_Aim of the exercise_
Answer these questions from the Madeline review:
1. Which actress plays Miss Clavel?
2. Where is Madeline treated for appendicitis?
3. What is Lady Covington's connection to the school?

_Exercise passage_

Prizer's Video Picks

MADELINE (1998)

Charm in movies or books is an elusive thing Hard to define, but you know it when you see it. By any standard, Ludwig Bemelman's best-selling novels about a Catholic girls’ school in Paris is charming. Madeline, based on the books, skillfully recreates their comic magic with a witty, graceful touch.

Madeline (Hatty Jones) is the only orphan at the school. The head-mistress, Miss Clavel (Frances McDormand), is a strict but loving disciplinarian. (The original books have Miss Clavel as a novitiate. The filmmakers make her a fully professed nun.) When Madeline becomes ill with appendicitis, she's treated at a Catholic hospital. There she meets Lady Covington (Stephane Audran), a former pupil at the school who has become its main benefactor. The elderly lady dies, and Madeline learns that her husband has decided to sell the place. When the little girl informs the other students, they panic, and she sets in motion a series of events intended to scare off prospective buyers.

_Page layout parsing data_
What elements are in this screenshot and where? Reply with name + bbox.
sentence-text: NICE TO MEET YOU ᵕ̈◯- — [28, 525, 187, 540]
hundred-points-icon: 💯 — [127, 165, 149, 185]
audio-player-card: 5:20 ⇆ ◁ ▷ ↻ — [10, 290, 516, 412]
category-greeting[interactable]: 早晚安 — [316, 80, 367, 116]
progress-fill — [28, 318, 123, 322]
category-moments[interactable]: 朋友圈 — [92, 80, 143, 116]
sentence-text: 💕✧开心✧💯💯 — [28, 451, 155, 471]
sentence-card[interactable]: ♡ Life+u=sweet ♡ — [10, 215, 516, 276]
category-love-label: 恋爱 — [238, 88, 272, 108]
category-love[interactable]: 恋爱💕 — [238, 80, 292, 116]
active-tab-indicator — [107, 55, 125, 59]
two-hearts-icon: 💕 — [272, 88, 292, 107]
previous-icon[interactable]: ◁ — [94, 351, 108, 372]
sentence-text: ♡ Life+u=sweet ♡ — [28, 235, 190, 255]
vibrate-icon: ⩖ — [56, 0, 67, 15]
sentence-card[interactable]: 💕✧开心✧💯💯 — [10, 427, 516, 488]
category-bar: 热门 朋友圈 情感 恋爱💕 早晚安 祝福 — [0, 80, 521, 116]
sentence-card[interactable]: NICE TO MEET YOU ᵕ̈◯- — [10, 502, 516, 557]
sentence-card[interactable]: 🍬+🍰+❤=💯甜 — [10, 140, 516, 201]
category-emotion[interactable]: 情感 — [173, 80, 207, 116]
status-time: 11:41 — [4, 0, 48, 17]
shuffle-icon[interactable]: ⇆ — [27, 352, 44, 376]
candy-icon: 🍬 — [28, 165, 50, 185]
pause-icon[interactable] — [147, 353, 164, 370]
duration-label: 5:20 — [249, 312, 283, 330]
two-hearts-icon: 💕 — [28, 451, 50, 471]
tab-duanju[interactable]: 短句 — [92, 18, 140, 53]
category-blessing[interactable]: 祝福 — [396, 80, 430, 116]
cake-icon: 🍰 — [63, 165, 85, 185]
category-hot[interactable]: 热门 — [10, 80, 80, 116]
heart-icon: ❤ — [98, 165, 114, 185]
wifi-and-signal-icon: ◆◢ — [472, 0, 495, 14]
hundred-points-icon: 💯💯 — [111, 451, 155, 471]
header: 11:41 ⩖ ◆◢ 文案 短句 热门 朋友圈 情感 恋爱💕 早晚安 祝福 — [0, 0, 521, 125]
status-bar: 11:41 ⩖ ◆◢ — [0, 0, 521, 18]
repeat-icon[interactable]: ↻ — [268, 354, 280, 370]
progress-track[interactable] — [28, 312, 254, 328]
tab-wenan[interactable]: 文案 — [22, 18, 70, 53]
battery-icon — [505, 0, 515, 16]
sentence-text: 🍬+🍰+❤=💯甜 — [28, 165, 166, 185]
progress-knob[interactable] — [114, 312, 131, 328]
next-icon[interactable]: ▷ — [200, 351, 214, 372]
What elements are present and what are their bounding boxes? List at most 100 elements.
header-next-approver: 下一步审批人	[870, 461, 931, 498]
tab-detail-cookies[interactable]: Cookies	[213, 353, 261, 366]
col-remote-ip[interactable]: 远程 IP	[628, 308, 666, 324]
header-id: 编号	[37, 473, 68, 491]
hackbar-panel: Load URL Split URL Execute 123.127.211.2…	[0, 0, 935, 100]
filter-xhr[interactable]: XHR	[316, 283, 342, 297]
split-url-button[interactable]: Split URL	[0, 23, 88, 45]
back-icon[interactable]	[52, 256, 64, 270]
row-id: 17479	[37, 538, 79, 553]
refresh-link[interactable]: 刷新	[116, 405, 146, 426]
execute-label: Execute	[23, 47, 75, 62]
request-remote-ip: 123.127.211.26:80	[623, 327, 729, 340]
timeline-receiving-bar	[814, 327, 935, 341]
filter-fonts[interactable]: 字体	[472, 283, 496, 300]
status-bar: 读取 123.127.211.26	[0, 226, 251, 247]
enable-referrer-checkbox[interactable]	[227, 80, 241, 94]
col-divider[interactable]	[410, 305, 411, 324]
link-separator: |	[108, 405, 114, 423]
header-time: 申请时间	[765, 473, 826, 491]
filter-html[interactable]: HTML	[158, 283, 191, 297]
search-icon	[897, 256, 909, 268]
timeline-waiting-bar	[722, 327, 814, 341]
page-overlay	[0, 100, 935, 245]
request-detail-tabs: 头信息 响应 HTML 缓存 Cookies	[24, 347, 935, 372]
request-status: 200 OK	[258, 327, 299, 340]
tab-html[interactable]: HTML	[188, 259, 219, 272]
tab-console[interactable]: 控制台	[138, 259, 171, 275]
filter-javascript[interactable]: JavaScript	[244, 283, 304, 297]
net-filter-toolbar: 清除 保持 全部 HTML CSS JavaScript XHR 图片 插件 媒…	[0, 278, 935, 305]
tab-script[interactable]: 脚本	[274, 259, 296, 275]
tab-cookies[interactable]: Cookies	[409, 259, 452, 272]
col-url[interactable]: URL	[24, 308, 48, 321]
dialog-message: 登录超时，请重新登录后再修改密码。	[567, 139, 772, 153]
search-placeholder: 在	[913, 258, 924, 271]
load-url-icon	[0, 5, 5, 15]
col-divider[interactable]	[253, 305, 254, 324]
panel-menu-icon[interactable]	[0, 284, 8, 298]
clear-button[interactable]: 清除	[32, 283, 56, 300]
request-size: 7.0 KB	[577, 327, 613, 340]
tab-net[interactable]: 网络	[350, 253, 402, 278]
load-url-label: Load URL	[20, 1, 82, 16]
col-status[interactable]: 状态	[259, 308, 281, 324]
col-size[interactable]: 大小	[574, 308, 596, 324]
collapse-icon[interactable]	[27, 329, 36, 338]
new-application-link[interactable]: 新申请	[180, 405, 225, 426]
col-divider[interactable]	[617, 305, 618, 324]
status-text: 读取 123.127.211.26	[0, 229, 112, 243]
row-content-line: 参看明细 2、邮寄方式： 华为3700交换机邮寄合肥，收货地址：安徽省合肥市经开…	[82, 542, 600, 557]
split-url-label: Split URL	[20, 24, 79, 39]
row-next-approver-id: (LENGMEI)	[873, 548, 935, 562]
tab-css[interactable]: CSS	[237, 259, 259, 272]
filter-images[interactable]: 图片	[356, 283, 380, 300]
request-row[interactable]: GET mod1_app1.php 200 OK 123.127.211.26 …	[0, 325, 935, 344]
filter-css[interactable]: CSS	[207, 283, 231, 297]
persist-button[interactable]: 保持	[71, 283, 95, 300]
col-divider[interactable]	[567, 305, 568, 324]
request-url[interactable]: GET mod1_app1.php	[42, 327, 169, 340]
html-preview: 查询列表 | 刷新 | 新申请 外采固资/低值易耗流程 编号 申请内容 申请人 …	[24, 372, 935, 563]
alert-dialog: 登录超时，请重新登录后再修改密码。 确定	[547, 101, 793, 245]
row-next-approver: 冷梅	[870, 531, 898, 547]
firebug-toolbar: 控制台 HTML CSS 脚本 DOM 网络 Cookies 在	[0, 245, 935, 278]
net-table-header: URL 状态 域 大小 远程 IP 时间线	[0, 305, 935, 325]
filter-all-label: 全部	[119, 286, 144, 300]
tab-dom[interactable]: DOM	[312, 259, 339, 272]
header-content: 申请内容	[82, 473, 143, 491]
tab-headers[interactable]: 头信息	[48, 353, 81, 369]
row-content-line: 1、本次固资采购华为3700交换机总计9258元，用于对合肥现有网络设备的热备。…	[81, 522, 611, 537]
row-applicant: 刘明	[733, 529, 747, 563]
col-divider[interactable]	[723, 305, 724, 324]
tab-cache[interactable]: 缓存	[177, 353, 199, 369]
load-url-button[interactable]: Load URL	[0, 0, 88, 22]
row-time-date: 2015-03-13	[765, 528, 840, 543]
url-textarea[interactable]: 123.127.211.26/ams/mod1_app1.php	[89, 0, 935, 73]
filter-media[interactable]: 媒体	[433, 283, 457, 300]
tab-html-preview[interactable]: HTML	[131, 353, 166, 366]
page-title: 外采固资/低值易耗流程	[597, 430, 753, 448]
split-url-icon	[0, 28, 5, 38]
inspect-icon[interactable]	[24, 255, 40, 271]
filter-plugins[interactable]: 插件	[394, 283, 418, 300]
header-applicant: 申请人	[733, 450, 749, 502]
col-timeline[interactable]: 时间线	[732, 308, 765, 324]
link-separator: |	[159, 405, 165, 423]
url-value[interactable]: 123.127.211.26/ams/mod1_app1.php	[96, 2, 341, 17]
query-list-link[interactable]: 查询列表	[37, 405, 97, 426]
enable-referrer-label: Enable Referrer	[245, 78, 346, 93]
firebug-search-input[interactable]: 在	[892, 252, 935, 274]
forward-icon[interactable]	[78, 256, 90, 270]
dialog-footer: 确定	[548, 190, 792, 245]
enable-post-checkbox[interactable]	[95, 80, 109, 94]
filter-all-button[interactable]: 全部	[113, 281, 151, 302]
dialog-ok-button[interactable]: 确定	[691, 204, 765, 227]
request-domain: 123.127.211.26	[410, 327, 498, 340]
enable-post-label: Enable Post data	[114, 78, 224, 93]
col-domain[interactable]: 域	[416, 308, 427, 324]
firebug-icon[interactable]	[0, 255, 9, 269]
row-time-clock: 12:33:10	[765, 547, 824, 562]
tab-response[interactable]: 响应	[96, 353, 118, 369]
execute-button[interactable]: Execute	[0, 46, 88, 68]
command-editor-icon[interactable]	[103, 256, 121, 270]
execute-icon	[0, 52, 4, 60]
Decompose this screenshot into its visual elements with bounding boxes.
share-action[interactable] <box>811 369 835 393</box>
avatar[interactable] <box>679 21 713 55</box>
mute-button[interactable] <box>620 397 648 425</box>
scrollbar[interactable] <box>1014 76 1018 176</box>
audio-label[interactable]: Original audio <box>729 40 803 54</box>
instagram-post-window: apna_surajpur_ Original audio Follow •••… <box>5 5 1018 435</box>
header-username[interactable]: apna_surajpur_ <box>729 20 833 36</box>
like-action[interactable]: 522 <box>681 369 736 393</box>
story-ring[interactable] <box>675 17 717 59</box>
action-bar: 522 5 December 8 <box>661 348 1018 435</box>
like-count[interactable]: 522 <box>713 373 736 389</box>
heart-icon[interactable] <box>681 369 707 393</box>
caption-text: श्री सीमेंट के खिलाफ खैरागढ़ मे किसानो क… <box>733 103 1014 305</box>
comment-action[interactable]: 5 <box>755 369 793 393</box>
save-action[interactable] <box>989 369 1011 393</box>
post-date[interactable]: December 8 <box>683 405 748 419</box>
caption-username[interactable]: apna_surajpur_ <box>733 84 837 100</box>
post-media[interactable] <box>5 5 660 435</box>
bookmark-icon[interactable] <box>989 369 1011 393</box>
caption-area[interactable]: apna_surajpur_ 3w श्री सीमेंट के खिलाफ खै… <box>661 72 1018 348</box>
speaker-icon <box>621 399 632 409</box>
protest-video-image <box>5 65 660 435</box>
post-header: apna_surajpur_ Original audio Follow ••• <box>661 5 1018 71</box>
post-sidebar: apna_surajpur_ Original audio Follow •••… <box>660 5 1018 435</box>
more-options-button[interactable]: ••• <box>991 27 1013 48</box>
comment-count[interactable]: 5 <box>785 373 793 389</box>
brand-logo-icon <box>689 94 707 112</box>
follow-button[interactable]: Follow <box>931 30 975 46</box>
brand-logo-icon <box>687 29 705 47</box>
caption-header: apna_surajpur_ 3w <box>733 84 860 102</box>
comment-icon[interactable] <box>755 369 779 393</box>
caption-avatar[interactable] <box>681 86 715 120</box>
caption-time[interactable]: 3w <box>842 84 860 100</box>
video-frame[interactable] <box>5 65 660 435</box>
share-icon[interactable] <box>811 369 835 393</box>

_Answer space_
1. Frances McDormand
2. At a Catholic hospital
3. She is a former pupil who has become the school's main benefactor.